- [WHAT IS REQUIRED]:
Identify the line with "Decode this image"; copy word for word that line and every one after it, to the end of the listing. Exclude pictures.

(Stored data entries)
(begin)

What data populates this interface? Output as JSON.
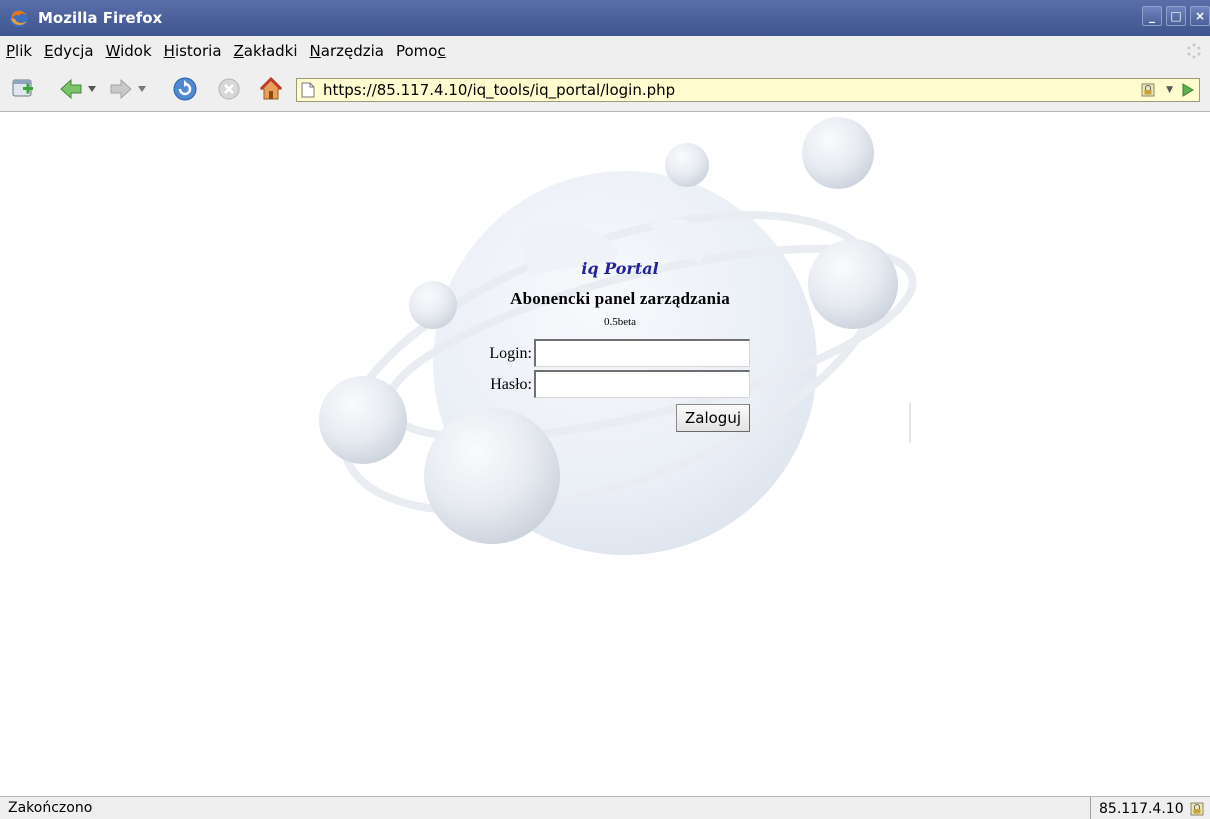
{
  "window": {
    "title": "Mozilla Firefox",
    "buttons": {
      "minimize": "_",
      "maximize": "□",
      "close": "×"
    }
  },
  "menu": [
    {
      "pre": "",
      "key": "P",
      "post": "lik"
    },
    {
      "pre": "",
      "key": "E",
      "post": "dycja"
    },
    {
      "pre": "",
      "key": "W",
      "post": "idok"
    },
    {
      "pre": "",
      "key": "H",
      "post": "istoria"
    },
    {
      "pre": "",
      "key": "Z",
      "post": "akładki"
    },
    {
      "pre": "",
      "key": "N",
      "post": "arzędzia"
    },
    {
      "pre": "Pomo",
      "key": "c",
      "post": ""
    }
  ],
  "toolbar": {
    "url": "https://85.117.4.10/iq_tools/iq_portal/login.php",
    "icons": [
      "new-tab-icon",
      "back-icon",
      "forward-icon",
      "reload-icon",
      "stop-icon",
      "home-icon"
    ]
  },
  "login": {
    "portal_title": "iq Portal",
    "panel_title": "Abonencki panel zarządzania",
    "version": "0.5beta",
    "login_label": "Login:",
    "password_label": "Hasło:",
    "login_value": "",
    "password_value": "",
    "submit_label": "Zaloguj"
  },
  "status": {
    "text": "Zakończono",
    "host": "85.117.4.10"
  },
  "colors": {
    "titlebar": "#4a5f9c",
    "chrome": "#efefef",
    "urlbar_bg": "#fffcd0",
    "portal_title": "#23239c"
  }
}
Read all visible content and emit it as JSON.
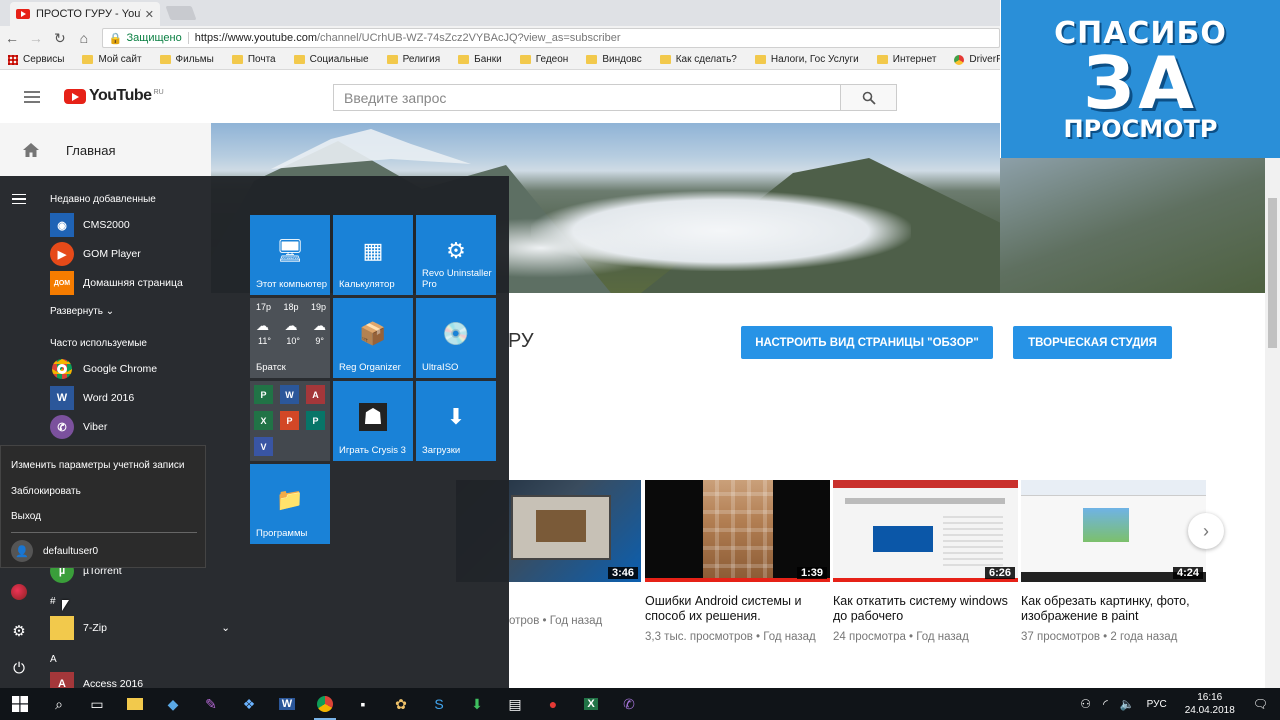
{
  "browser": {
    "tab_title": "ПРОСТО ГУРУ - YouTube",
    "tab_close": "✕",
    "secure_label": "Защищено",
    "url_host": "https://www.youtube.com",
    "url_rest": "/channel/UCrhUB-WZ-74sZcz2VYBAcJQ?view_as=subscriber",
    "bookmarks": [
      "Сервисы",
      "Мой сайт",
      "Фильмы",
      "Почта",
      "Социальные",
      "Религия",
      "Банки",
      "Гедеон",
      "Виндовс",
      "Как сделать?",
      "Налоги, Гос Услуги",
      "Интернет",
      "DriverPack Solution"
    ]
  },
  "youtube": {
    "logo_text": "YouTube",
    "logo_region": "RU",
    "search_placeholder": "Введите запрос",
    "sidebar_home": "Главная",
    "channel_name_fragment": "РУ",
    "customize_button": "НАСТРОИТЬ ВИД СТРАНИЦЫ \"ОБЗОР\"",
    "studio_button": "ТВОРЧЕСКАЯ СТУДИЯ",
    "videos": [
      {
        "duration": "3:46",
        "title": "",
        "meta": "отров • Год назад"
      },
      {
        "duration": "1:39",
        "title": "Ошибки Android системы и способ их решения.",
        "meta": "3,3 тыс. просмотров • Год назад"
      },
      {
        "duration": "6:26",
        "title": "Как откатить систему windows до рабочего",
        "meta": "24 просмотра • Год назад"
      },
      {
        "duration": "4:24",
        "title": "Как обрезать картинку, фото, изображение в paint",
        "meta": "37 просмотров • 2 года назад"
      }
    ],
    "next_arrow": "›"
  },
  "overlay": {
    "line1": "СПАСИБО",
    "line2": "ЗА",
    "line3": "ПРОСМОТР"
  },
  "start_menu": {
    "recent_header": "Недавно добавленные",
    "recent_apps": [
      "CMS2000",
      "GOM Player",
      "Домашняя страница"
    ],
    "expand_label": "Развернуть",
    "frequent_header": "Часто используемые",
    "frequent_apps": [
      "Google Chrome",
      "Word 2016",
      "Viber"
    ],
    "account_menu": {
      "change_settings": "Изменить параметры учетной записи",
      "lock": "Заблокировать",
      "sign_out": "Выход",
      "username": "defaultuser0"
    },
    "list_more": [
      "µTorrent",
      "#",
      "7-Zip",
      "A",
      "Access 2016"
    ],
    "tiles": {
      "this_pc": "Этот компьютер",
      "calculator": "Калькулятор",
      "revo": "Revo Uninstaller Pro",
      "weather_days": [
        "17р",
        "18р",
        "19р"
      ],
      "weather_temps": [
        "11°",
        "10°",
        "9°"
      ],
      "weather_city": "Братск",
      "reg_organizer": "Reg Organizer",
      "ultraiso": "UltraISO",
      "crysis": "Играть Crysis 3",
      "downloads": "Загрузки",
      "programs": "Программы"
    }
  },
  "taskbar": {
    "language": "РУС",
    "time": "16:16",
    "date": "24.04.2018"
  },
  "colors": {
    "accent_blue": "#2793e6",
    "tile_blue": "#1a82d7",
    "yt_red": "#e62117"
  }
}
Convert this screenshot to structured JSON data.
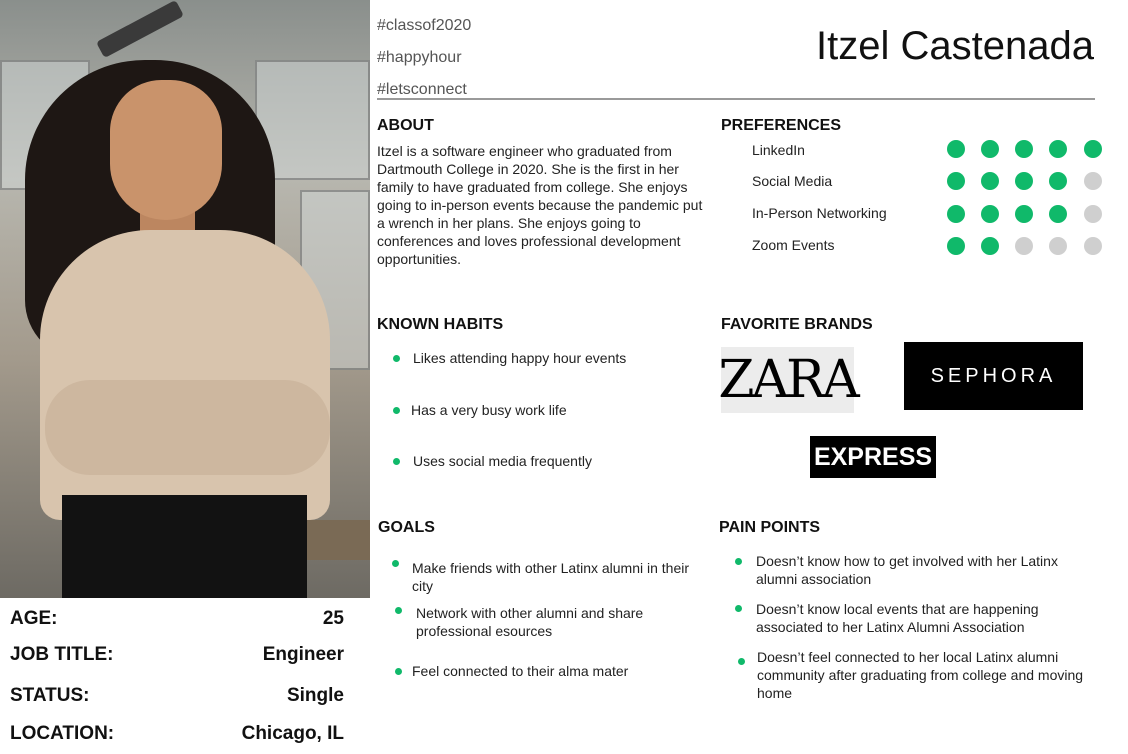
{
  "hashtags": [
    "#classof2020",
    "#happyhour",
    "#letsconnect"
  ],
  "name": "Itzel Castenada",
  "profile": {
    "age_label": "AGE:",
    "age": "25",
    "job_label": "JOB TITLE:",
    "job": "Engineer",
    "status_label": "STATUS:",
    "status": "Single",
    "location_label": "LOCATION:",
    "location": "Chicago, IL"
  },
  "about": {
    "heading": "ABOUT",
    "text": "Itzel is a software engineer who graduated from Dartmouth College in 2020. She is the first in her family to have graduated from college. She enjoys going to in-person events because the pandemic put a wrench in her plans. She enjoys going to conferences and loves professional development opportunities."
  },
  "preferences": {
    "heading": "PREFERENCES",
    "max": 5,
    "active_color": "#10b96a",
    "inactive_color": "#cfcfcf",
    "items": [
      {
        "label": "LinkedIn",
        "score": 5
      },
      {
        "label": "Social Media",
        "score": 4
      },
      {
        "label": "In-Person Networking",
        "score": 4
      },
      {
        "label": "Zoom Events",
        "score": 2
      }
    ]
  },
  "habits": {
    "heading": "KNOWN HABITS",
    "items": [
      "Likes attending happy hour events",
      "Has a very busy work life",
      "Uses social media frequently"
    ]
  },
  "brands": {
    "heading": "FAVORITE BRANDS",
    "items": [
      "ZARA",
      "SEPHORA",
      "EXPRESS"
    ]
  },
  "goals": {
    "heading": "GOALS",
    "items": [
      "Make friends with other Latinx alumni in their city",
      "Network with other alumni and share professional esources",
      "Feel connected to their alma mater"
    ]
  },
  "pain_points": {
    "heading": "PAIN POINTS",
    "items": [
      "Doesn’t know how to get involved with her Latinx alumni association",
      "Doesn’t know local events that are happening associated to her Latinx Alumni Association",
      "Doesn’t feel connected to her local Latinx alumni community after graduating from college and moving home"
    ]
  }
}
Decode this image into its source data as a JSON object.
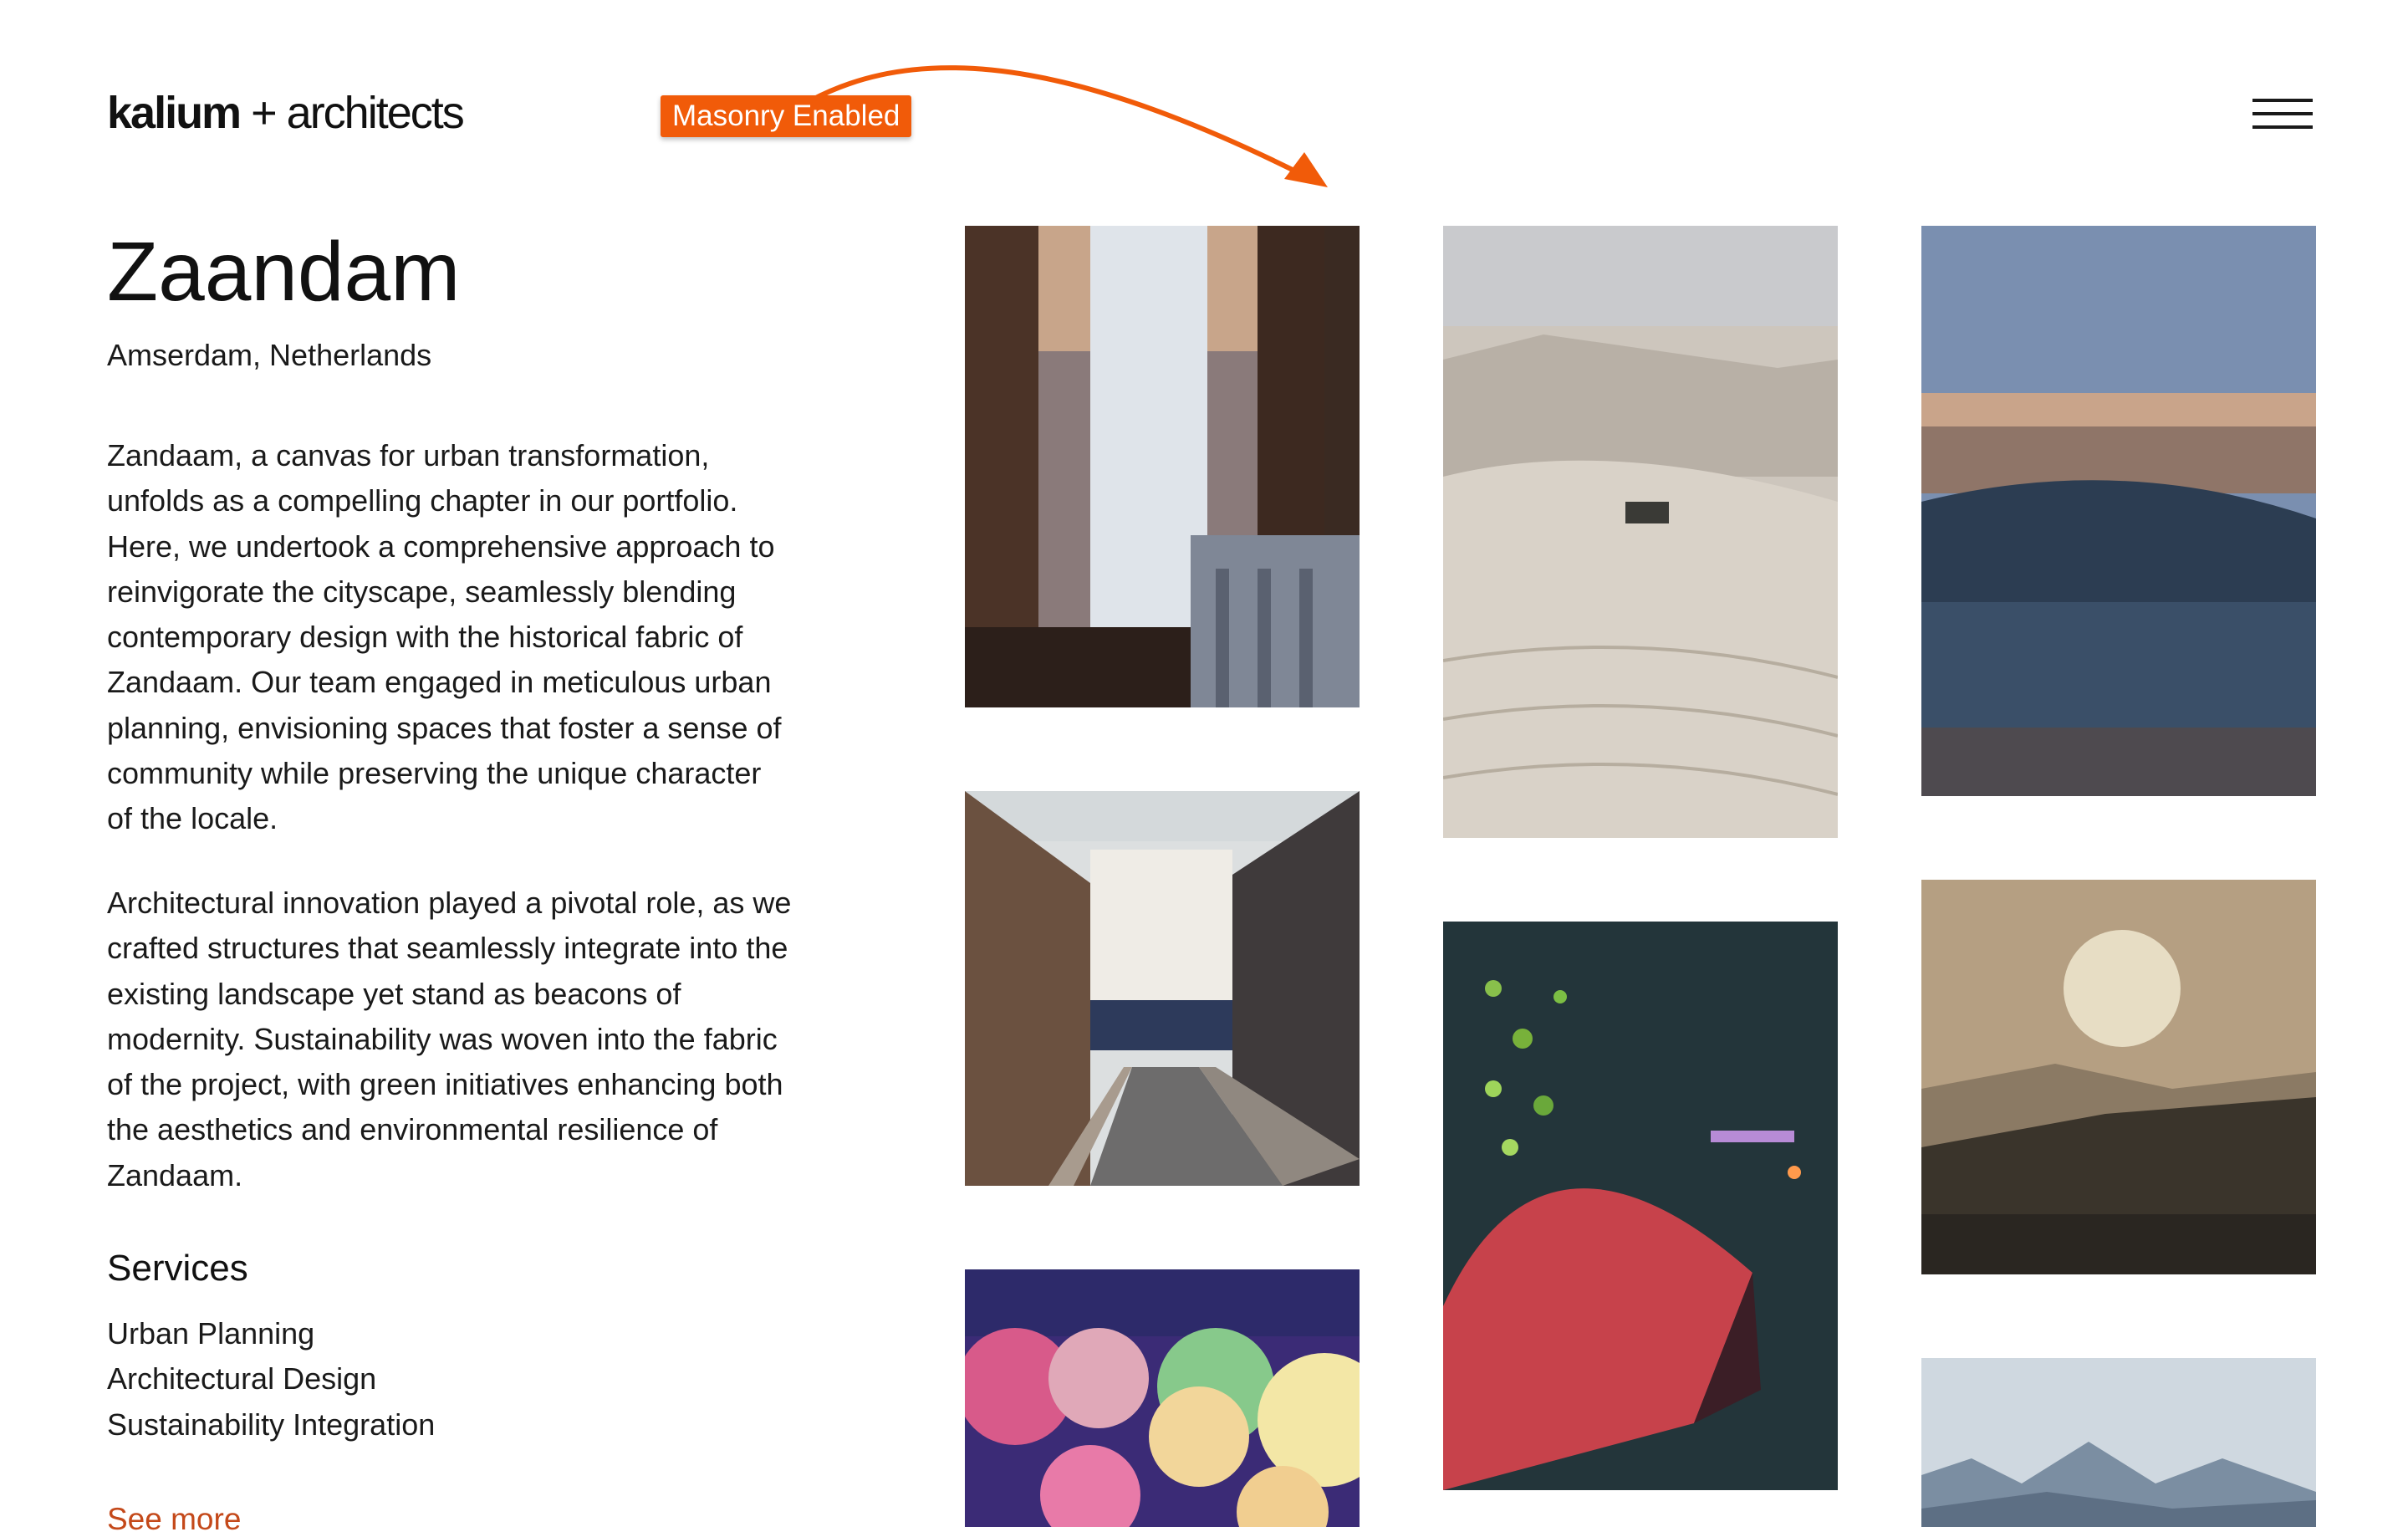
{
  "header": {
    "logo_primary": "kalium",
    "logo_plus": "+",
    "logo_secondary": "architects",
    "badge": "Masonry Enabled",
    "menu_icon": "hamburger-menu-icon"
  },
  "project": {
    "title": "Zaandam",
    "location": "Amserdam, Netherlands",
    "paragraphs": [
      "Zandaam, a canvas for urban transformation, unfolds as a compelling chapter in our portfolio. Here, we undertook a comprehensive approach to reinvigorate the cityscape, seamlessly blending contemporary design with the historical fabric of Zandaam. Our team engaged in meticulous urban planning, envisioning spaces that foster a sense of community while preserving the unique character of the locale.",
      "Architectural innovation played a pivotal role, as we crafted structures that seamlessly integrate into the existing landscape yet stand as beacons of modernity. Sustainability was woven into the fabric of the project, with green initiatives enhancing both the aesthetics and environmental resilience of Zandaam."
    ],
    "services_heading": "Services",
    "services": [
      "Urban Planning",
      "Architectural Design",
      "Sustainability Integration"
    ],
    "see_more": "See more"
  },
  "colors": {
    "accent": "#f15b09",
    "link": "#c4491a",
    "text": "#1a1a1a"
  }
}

(end)

- [ANSWER TO THIS EXERCISE]:
Decode this image into its source data as a JSON object.
{
  "header": {
    "logo_primary": "kalium",
    "logo_plus": "+",
    "logo_secondary": "architects",
    "badge": "Masonry Enabled",
    "menu_icon": "hamburger-menu-icon"
  },
  "project": {
    "title": "Zaandam",
    "location": "Amserdam, Netherlands",
    "paragraphs": [
      "Zandaam, a canvas for urban transformation, unfolds as a compelling chapter in our portfolio. Here, we undertook a comprehensive approach to reinvigorate the cityscape, seamlessly blending contemporary design with the historical fabric of Zandaam. Our team engaged in meticulous urban planning, envisioning spaces that foster a sense of community while preserving the unique character of the locale.",
      "Architectural innovation played a pivotal role, as we crafted structures that seamlessly integrate into the existing landscape yet stand as beacons of modernity. Sustainability was woven into the fabric of the project, with green initiatives enhancing both the aesthetics and environmental resilience of Zandaam."
    ],
    "services_heading": "Services",
    "services": [
      "Urban Planning",
      "Architectural Design",
      "Sustainability Integration"
    ],
    "see_more": "See more"
  },
  "colors": {
    "accent": "#f15b09",
    "link": "#c4491a",
    "text": "#1a1a1a"
  }
}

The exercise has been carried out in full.